• [Work required]:
Filter the entries, keeping every line with the word "ylabel".
· · · ·
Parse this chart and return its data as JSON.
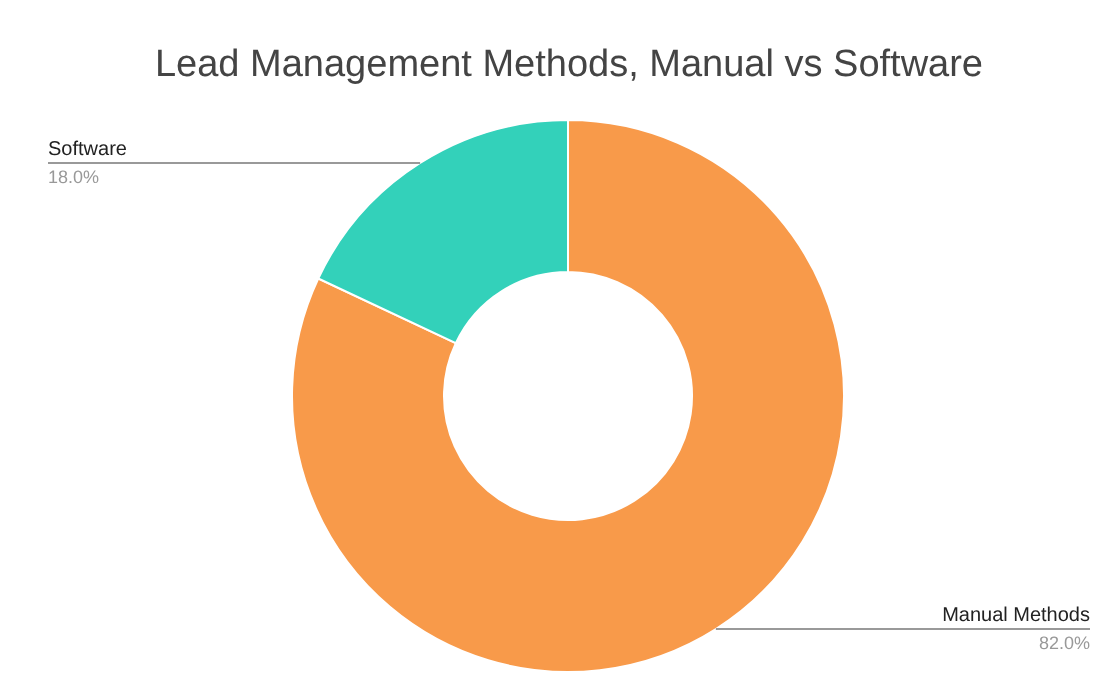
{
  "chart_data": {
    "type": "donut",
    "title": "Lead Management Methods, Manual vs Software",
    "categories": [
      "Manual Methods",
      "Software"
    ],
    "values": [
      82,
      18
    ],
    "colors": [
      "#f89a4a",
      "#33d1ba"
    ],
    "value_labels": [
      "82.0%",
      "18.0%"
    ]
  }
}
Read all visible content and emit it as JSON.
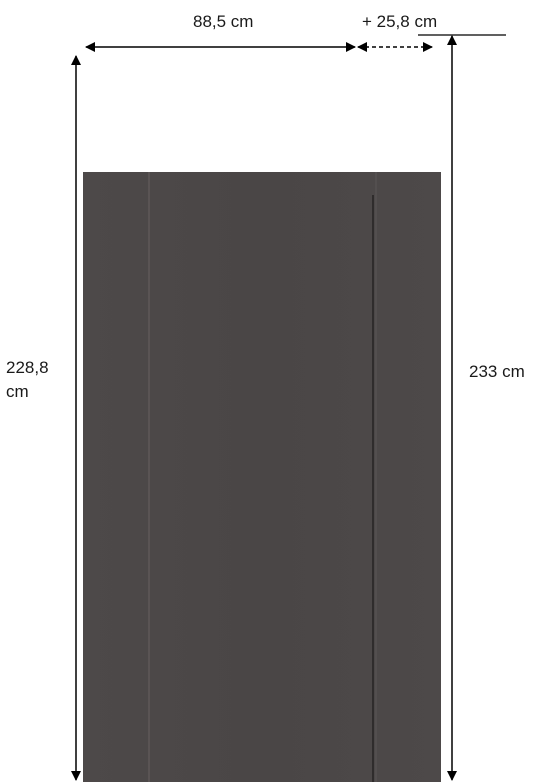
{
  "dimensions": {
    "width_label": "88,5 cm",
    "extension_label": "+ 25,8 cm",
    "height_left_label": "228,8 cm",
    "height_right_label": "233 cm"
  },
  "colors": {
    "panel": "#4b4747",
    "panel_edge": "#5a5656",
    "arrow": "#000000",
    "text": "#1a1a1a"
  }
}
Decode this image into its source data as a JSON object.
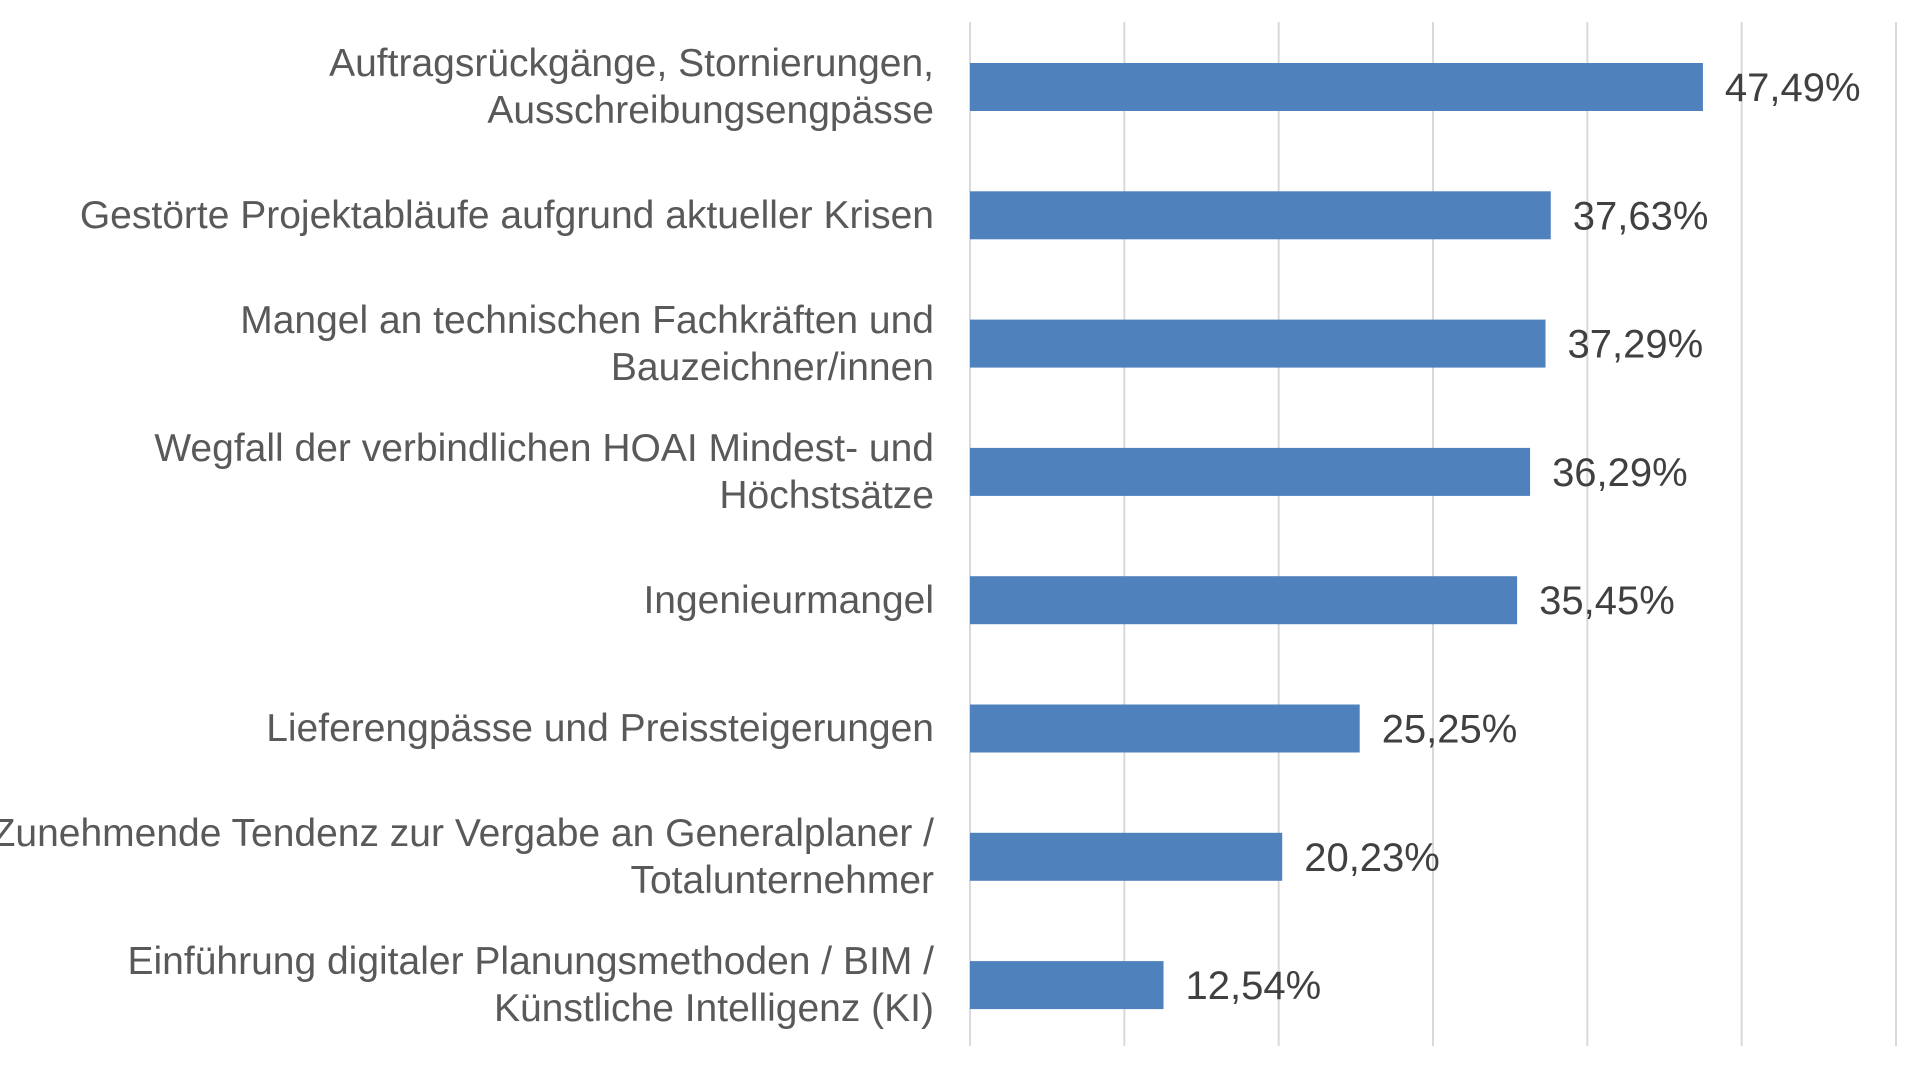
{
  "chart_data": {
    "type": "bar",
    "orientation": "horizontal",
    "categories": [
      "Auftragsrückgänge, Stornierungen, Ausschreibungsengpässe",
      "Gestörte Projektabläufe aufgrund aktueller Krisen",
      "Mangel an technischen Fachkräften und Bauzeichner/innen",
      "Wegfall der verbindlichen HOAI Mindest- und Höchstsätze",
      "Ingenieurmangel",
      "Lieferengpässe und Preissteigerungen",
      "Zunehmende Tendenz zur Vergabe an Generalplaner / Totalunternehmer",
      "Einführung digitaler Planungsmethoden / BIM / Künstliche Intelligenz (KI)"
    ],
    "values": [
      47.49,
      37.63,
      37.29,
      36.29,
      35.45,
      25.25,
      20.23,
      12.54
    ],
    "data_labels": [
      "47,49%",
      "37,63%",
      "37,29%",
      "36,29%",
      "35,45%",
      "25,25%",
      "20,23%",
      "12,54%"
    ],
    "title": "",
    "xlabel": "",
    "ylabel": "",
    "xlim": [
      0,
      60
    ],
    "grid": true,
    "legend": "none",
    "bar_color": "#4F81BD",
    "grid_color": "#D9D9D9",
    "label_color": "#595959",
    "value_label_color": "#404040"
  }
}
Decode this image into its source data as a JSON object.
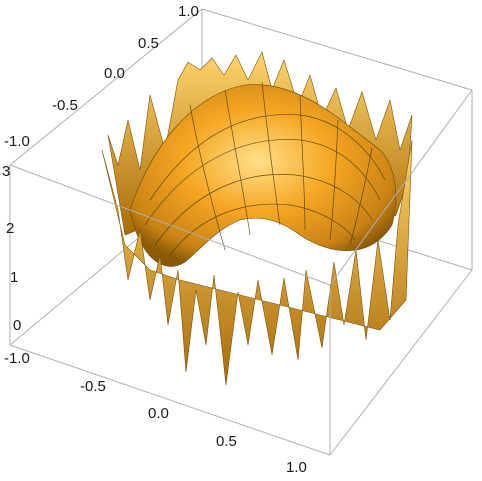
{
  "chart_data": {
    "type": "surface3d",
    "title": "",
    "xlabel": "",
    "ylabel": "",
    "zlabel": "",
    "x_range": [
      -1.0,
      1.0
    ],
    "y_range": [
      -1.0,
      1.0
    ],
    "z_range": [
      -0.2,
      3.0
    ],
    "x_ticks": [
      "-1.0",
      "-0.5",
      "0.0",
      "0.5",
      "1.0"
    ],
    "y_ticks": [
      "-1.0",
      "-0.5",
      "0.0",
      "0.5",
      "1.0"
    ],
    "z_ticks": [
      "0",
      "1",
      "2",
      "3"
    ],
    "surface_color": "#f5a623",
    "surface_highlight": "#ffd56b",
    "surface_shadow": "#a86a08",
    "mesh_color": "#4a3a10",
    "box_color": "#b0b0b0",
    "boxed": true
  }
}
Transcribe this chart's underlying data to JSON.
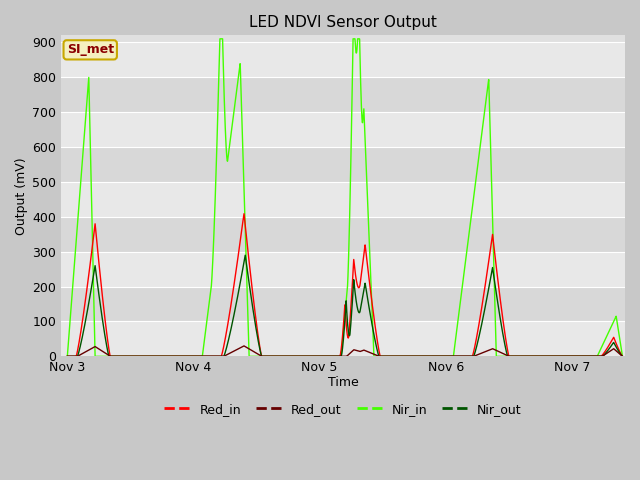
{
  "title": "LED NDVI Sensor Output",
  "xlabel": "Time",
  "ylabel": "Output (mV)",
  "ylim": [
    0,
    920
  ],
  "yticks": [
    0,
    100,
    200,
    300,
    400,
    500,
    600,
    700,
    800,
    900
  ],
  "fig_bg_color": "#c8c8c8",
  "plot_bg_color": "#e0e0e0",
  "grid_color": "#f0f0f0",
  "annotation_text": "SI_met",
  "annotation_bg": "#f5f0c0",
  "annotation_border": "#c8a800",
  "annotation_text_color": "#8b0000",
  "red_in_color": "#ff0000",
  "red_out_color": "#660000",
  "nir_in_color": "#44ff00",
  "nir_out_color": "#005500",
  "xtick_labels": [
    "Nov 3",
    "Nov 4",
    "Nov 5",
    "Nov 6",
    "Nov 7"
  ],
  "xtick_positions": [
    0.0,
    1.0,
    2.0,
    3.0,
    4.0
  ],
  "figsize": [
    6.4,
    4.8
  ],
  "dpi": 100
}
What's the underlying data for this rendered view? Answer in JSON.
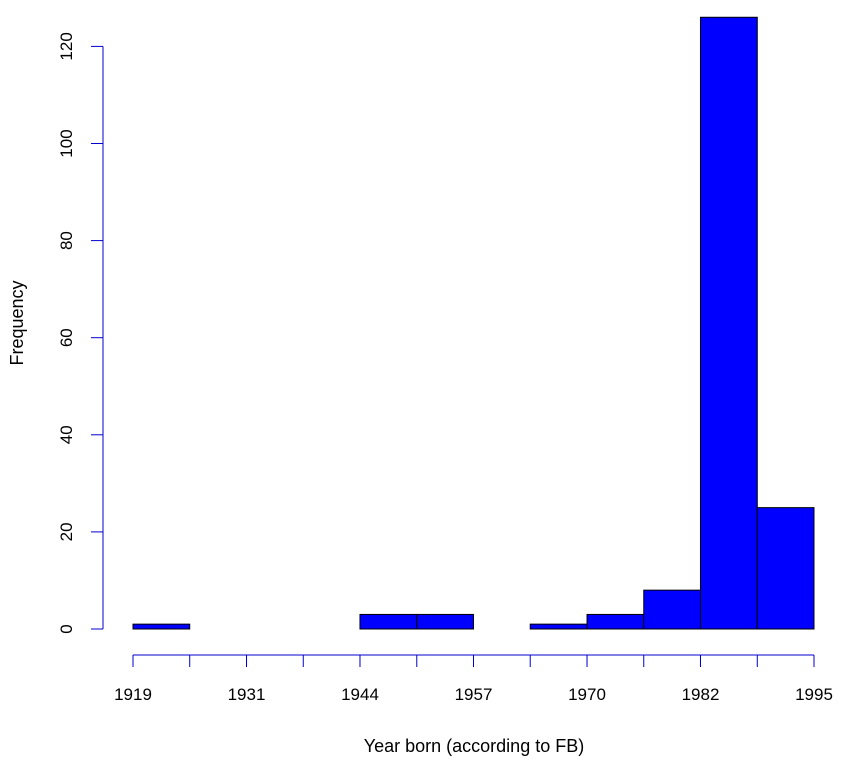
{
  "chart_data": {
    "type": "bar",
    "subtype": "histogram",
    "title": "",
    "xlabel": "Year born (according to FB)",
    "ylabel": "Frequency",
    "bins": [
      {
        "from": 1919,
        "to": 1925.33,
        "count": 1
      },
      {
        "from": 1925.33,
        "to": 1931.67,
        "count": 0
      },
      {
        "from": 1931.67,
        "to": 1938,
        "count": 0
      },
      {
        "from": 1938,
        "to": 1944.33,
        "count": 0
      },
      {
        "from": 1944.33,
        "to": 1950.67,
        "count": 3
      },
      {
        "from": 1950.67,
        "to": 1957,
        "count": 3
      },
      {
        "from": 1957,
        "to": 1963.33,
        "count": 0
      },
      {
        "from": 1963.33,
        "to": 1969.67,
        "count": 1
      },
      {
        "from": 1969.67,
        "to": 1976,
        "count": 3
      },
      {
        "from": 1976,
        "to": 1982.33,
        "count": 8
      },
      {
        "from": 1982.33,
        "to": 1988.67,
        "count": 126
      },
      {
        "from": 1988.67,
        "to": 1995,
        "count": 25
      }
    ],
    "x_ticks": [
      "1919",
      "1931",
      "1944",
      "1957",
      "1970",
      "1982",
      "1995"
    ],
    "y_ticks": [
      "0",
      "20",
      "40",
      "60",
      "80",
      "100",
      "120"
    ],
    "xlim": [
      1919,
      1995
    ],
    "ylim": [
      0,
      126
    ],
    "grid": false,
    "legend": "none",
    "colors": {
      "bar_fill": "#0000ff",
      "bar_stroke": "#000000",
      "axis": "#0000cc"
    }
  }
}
· · · ·
• [The output]:
    "ylabel": "",
    "ylabel": "",
  "ylabel": "Output (mV)",
    "ylabel": "Frequency",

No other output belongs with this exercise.